▸ **Stated task**
Lines containing the string "Измерение" are to be collected in full.

======== Record extracts

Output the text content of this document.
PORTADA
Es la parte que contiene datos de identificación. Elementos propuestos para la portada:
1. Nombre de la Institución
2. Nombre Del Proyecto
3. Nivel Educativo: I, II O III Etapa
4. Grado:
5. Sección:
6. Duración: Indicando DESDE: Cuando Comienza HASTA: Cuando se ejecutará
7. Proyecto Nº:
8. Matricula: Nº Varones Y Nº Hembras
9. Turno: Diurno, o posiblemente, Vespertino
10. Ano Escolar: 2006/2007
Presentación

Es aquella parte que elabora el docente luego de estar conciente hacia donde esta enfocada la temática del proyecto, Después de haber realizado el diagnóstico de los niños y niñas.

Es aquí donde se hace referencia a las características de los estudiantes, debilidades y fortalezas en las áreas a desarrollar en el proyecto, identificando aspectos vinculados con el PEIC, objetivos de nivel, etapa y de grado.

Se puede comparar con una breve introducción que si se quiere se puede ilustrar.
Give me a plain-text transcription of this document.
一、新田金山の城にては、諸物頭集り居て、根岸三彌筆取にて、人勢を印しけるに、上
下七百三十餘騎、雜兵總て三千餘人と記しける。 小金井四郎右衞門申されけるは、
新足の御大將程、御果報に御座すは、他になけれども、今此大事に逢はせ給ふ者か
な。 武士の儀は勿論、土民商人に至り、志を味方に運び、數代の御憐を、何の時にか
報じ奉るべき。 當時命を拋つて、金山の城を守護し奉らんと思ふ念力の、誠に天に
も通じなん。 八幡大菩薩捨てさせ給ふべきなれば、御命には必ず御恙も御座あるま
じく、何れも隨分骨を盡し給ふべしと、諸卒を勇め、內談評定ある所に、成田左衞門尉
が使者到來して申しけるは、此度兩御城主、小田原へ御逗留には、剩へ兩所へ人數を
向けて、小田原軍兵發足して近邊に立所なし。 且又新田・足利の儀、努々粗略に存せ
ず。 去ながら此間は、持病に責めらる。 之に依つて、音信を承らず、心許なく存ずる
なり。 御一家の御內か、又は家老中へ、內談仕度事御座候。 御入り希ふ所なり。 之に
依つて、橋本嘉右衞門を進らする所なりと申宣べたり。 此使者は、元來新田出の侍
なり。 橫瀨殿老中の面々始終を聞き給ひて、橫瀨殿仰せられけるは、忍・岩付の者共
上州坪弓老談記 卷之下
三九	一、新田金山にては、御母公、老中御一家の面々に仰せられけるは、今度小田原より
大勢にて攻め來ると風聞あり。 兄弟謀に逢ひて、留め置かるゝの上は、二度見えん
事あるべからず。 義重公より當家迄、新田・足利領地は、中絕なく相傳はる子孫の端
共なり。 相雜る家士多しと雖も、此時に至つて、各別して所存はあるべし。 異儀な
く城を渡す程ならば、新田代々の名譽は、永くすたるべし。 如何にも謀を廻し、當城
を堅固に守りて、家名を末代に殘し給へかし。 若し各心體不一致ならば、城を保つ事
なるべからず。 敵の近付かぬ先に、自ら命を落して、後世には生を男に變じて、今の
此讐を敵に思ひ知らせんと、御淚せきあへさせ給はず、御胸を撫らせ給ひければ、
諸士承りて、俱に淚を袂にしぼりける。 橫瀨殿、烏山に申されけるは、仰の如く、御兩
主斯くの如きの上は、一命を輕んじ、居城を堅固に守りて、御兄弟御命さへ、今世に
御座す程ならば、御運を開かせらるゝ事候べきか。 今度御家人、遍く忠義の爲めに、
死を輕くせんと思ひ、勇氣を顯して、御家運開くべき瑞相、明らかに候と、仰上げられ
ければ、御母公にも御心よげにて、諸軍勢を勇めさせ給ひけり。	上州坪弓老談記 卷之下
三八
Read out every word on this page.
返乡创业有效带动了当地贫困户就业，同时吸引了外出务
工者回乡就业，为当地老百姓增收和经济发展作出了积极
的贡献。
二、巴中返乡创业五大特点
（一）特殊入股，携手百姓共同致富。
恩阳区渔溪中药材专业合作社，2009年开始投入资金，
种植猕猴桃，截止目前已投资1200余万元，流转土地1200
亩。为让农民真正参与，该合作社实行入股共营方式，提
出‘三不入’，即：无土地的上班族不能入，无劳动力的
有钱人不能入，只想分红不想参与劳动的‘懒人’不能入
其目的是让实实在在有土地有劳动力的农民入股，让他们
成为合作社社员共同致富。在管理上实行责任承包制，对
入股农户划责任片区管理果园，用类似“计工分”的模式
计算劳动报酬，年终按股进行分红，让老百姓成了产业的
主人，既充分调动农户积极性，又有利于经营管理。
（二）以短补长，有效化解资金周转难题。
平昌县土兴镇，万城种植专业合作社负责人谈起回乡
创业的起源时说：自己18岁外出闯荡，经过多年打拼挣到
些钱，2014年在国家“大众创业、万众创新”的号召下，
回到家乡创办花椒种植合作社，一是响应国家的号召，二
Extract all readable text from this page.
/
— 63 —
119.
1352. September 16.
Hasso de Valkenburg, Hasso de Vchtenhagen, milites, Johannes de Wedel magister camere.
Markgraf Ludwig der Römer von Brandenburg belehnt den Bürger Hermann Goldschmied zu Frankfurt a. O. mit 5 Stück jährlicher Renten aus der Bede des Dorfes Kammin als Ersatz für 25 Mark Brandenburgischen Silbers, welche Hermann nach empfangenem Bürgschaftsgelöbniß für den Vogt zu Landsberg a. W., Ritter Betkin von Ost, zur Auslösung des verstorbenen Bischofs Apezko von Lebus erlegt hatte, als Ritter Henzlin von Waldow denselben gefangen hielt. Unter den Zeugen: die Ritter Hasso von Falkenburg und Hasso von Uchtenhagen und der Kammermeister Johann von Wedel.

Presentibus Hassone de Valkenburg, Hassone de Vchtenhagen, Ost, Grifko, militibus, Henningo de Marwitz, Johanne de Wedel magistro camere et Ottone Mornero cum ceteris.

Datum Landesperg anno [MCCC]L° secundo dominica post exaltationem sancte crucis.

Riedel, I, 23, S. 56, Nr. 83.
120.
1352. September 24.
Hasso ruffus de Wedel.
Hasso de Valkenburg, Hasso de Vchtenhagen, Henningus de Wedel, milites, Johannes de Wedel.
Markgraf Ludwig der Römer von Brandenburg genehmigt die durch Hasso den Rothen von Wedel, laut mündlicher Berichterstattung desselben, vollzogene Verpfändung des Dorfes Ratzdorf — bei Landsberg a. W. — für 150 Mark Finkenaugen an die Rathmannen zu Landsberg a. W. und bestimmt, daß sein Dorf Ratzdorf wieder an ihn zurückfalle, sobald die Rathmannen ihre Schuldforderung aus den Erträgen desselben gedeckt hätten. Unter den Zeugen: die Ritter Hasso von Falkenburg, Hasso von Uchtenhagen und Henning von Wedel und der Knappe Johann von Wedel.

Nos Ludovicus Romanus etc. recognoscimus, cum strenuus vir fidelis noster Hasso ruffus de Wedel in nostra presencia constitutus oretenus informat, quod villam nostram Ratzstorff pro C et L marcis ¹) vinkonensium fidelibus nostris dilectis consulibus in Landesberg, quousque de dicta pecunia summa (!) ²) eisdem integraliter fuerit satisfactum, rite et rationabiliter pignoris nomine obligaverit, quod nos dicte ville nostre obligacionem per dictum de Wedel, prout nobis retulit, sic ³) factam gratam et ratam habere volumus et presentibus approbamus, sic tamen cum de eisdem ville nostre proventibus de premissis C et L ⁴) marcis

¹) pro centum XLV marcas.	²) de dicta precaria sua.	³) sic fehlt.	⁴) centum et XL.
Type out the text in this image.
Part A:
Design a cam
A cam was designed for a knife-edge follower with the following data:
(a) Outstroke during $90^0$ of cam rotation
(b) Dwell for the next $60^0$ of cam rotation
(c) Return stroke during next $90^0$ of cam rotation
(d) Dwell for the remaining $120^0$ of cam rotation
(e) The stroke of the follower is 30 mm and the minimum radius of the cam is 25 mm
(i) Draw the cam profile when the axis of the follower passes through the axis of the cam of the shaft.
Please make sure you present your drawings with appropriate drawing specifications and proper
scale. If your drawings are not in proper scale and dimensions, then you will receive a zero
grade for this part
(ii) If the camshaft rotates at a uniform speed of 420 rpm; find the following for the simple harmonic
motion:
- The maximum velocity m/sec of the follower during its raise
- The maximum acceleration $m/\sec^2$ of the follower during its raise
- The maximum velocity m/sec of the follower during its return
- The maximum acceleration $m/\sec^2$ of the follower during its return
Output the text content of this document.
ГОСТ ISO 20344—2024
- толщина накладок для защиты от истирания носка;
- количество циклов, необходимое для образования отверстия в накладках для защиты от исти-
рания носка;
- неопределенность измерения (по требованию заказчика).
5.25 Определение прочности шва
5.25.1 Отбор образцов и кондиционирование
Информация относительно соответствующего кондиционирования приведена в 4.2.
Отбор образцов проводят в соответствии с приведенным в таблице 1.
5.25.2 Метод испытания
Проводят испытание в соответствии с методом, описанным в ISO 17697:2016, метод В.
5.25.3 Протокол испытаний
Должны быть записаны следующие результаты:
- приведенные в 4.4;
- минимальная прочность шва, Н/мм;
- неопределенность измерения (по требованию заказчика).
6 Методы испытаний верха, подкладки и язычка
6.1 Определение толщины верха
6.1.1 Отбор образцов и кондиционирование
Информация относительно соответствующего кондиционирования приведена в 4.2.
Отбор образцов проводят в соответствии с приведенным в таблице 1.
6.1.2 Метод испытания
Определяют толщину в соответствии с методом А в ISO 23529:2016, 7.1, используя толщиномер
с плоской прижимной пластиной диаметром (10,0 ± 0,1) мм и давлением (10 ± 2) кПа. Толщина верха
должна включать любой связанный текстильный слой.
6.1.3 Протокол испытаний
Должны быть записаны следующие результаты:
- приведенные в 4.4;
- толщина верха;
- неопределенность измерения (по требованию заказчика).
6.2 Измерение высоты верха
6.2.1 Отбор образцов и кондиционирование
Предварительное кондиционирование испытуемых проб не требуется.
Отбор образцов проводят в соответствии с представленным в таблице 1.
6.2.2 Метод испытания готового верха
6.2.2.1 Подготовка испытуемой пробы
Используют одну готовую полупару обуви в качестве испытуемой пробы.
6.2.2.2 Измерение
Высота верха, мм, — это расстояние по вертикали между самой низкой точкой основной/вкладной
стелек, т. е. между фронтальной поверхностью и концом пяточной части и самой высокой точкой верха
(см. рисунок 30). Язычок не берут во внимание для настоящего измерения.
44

================

▸ **The reply**
6.2 Измерение высоты верха
6.2.2.2 Измерение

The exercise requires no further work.